Records for processing:

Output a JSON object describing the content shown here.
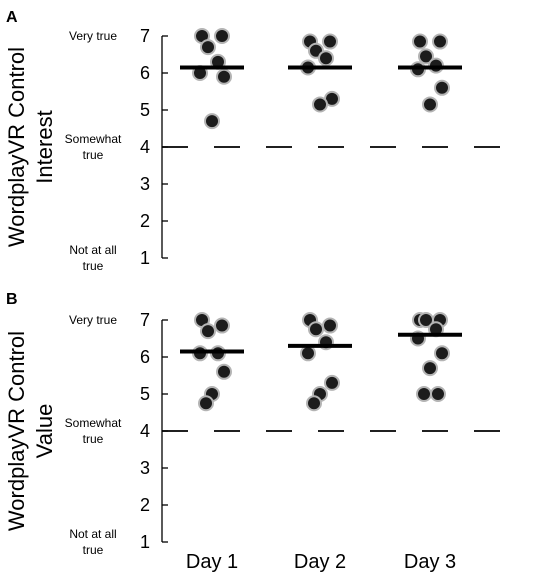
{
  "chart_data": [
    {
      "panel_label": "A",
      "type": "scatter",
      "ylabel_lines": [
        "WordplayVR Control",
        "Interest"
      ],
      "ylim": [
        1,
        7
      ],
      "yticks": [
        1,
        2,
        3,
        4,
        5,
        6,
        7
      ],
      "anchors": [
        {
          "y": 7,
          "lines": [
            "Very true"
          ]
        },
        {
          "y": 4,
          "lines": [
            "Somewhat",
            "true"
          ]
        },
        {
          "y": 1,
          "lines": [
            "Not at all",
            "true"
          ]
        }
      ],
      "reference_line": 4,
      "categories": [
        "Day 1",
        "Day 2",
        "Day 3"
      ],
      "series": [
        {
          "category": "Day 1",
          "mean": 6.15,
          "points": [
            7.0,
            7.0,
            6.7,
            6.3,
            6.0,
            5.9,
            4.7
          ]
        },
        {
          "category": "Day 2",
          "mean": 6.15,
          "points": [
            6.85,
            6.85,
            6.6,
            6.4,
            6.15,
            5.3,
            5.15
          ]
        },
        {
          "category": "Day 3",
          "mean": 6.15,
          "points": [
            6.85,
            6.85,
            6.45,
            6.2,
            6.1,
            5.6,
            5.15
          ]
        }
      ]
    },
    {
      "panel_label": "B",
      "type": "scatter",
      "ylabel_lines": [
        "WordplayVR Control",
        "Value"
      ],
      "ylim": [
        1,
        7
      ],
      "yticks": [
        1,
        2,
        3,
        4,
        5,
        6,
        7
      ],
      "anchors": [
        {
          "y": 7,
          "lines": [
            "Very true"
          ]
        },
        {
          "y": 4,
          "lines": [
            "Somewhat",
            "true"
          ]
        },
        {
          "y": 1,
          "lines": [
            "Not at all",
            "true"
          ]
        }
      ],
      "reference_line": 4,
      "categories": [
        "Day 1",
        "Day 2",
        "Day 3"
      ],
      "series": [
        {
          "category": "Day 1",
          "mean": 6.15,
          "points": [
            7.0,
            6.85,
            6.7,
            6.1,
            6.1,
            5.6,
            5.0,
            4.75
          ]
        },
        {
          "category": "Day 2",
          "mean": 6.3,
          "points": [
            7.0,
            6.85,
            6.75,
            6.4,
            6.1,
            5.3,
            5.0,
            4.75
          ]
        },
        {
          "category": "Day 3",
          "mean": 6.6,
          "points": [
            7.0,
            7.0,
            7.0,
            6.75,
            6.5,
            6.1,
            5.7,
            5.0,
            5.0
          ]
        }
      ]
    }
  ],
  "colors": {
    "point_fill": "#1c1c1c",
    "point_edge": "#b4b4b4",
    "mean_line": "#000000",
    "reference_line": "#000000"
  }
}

...

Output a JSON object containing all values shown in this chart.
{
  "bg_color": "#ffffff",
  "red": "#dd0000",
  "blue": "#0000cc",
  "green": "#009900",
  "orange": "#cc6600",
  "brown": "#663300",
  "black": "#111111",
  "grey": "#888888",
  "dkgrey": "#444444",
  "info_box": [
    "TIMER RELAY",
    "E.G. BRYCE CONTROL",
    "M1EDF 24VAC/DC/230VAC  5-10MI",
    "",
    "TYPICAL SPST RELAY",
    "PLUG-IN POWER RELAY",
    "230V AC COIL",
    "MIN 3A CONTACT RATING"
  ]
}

Problem description:
Search the data for the string "Output" and copy each line where it appears.

Exercise response:
Output a JSON object describing the content shown here.
Output a JSON object containing all values shown in this chart.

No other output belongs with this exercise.